**WORK TO COMPLETE**
Report, word for word, every line of the material that contains "Research".

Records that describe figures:
□ □ □ □ □
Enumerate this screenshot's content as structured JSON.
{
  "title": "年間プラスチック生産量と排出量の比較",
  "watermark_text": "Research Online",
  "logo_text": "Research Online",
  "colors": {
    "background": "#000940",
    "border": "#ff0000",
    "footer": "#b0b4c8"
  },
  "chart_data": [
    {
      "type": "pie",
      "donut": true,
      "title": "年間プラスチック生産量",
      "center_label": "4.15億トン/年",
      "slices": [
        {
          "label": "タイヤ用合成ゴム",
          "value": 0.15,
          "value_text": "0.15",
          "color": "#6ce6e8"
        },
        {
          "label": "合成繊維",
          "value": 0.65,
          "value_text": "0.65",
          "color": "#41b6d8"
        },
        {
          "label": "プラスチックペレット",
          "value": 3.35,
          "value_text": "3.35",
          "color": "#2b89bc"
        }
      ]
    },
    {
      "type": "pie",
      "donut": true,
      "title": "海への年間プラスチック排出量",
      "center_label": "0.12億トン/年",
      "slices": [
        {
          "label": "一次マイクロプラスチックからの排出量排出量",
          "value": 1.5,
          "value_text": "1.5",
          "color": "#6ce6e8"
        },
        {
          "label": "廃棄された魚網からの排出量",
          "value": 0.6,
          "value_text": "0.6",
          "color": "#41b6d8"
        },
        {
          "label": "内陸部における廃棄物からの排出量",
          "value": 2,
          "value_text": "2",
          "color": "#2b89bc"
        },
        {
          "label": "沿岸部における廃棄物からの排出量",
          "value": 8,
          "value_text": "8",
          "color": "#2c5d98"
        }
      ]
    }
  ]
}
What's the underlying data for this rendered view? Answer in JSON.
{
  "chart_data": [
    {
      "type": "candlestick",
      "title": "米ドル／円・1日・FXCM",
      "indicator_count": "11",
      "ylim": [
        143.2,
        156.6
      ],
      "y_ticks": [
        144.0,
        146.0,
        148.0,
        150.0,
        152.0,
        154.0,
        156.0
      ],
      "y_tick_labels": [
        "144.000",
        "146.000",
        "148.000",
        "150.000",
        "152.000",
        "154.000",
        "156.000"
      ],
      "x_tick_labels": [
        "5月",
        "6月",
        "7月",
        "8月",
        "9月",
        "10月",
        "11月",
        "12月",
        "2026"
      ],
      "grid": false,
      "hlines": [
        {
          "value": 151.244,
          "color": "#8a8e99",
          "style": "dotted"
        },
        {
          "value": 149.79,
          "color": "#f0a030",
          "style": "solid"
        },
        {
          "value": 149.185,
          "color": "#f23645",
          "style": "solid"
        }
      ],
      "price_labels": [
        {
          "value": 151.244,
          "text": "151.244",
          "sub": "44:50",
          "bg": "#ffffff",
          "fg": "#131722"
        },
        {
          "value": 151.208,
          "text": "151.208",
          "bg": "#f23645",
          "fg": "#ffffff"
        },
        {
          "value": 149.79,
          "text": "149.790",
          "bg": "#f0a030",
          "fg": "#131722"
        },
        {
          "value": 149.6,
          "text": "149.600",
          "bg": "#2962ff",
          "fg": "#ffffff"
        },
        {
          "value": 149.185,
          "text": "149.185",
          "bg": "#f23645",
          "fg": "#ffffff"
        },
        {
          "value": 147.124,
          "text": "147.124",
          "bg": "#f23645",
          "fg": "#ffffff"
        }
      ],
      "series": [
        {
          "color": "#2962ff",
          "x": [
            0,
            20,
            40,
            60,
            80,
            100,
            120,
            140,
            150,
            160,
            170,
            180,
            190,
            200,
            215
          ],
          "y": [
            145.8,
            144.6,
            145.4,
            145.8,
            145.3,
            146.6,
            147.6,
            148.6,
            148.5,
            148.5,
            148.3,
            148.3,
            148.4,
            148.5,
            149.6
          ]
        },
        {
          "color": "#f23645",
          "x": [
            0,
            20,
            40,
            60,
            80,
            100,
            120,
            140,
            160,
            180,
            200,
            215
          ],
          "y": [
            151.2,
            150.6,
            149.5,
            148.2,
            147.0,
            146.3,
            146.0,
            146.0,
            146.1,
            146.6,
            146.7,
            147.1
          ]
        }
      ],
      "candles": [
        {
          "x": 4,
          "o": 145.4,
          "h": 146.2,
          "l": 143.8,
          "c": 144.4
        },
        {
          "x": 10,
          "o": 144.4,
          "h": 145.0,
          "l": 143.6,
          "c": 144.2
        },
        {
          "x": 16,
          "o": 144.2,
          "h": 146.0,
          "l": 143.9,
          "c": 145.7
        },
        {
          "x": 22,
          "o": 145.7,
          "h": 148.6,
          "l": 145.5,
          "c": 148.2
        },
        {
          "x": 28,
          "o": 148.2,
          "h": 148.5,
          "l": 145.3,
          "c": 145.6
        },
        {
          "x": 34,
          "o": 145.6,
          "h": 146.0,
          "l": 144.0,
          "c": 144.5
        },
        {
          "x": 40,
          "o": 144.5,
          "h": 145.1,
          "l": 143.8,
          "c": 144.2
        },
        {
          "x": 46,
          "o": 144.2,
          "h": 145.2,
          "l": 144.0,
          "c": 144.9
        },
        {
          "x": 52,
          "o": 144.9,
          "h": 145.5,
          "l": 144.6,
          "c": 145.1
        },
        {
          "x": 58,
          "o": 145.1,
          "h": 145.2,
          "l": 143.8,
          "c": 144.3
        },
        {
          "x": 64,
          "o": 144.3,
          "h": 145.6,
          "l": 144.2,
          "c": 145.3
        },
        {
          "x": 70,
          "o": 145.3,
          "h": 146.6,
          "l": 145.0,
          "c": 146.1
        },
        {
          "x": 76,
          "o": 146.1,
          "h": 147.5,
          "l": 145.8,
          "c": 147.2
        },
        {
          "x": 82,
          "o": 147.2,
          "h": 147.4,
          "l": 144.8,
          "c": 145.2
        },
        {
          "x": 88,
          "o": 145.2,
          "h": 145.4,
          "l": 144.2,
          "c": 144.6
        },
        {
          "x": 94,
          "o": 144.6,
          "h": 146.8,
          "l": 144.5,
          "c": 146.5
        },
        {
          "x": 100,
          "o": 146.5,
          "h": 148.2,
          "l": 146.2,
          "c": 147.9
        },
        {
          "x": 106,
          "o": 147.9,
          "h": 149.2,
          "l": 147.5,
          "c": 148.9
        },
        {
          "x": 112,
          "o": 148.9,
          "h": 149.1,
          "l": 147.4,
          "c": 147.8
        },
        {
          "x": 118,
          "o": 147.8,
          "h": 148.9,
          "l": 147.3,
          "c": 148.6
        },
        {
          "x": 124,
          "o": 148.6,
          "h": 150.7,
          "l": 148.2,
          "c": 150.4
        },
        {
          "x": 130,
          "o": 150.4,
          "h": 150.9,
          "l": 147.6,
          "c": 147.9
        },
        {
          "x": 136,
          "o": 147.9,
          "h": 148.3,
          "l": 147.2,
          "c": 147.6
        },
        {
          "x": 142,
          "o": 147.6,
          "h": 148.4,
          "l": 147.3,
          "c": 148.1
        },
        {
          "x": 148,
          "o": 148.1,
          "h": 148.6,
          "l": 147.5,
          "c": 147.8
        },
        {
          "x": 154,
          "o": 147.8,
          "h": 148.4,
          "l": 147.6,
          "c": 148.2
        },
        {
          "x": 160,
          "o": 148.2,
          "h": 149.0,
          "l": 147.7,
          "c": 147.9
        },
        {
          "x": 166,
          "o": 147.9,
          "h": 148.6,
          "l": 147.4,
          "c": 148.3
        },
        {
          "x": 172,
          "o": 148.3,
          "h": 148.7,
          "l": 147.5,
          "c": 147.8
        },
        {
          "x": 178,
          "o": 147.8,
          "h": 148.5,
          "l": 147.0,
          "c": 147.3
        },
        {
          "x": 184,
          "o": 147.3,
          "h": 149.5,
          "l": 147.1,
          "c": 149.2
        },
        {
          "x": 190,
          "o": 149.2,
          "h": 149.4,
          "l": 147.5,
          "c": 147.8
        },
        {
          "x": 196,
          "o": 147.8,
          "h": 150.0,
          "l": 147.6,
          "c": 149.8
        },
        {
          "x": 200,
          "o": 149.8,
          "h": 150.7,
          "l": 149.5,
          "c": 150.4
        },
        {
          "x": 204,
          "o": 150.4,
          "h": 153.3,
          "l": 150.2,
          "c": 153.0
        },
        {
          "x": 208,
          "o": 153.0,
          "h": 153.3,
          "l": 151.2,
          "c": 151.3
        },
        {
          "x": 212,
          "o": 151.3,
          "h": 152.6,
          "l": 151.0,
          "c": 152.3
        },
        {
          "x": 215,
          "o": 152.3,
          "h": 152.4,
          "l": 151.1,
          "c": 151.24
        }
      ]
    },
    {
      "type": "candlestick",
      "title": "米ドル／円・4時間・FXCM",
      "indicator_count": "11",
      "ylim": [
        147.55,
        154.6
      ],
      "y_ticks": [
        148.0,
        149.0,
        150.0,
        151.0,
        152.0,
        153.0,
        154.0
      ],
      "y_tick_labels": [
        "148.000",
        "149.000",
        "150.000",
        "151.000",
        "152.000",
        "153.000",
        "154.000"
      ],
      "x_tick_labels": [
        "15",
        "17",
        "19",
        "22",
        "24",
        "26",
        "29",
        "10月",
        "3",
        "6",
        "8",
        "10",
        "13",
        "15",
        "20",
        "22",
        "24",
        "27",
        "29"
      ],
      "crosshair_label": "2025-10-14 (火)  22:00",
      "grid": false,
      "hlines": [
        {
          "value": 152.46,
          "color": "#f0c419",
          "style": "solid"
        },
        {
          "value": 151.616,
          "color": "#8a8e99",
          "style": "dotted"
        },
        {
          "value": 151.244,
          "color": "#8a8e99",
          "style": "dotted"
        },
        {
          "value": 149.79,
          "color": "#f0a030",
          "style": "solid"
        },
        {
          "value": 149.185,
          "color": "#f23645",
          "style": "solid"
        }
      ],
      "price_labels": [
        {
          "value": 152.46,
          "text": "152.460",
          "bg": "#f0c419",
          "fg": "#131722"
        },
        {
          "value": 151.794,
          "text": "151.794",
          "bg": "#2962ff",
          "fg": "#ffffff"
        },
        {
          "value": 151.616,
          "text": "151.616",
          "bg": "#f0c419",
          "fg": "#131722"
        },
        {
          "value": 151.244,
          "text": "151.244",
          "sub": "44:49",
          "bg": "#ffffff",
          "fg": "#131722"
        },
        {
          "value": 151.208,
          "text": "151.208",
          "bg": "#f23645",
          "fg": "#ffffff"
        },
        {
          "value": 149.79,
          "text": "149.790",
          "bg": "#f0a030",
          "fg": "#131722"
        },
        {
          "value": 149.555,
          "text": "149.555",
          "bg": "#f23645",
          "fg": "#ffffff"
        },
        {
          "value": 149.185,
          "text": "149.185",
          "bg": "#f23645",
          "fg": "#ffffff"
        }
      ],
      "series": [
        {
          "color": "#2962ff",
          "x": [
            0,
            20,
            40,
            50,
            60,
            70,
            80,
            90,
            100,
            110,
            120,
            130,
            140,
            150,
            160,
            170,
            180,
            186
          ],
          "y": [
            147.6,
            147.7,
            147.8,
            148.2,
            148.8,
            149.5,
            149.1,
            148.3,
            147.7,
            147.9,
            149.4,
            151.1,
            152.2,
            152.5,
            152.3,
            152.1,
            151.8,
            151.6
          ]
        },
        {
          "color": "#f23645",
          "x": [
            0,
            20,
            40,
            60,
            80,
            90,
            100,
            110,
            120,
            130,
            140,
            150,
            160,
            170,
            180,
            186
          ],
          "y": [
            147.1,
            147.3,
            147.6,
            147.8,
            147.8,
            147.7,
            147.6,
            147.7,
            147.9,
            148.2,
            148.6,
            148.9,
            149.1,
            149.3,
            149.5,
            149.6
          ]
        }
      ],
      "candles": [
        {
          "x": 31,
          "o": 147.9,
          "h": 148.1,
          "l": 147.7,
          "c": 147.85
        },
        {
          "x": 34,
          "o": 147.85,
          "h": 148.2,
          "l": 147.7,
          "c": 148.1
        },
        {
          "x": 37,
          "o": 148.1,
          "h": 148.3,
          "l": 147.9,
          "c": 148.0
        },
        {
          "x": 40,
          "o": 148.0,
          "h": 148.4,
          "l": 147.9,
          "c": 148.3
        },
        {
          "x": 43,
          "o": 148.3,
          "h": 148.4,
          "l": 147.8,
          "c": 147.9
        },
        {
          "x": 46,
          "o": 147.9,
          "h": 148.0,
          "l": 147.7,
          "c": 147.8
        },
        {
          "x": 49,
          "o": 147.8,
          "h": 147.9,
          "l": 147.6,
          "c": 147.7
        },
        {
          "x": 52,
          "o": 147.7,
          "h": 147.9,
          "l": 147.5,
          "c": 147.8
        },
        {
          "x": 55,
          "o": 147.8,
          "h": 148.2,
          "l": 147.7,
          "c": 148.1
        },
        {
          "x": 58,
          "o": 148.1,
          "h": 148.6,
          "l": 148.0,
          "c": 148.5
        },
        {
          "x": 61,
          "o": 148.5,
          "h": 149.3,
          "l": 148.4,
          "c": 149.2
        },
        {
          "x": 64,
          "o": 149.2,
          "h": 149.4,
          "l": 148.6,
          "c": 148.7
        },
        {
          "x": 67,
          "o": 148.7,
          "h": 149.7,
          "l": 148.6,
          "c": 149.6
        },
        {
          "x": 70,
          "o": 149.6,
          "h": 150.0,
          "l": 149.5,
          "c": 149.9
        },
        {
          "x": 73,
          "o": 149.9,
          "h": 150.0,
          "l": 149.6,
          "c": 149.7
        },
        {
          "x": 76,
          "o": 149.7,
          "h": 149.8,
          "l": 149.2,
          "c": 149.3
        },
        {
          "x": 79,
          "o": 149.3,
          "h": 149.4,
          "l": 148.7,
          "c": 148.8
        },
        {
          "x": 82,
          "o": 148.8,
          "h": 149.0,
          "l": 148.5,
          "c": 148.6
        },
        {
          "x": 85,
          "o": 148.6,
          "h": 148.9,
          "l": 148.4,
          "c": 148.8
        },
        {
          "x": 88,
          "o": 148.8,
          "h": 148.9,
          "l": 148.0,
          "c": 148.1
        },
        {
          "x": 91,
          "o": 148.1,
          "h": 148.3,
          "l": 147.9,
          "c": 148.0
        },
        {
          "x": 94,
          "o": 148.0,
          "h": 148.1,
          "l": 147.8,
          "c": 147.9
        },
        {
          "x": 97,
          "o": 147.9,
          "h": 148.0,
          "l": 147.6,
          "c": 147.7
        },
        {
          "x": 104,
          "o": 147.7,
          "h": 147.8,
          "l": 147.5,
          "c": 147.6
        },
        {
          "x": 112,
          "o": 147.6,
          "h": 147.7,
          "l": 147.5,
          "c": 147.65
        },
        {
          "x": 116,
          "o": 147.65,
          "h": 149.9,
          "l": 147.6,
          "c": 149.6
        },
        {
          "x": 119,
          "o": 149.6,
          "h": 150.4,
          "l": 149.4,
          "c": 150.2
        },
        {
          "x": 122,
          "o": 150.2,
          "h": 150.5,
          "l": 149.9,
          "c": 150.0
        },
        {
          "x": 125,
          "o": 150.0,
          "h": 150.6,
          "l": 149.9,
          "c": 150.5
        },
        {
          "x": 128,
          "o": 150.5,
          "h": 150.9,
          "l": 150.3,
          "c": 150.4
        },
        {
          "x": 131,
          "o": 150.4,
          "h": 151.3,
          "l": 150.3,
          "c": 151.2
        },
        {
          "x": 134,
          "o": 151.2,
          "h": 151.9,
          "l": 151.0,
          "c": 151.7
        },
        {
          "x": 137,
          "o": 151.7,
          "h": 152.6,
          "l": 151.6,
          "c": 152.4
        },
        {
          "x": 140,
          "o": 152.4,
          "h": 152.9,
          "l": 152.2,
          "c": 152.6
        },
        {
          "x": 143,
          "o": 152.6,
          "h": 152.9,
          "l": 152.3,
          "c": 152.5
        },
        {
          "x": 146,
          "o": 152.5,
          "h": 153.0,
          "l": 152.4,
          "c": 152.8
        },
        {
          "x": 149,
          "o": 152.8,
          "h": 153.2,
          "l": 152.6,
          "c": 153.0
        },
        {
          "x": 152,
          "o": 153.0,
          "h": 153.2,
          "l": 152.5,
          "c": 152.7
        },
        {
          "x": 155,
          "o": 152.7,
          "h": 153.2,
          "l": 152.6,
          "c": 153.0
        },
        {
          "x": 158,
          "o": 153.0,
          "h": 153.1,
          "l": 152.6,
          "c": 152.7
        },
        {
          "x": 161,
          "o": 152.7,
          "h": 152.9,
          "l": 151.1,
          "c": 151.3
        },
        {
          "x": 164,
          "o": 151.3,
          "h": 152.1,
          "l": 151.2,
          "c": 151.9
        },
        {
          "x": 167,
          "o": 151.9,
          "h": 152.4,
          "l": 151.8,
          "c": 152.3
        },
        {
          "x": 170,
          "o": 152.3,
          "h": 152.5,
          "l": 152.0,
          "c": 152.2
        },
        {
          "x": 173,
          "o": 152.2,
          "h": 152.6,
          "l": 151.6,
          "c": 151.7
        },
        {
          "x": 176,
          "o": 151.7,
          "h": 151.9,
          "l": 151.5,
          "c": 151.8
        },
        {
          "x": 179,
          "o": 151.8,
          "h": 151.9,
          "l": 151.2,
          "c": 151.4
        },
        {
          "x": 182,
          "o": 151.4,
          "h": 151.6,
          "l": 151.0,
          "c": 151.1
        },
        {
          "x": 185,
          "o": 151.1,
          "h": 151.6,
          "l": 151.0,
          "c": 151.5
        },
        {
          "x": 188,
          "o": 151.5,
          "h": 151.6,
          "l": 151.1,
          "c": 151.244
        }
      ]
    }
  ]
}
□ □ □ □ □
**THE COMPLETED TASK**
  "watermark_text": "Research Online",
  "logo_text": "Research Online",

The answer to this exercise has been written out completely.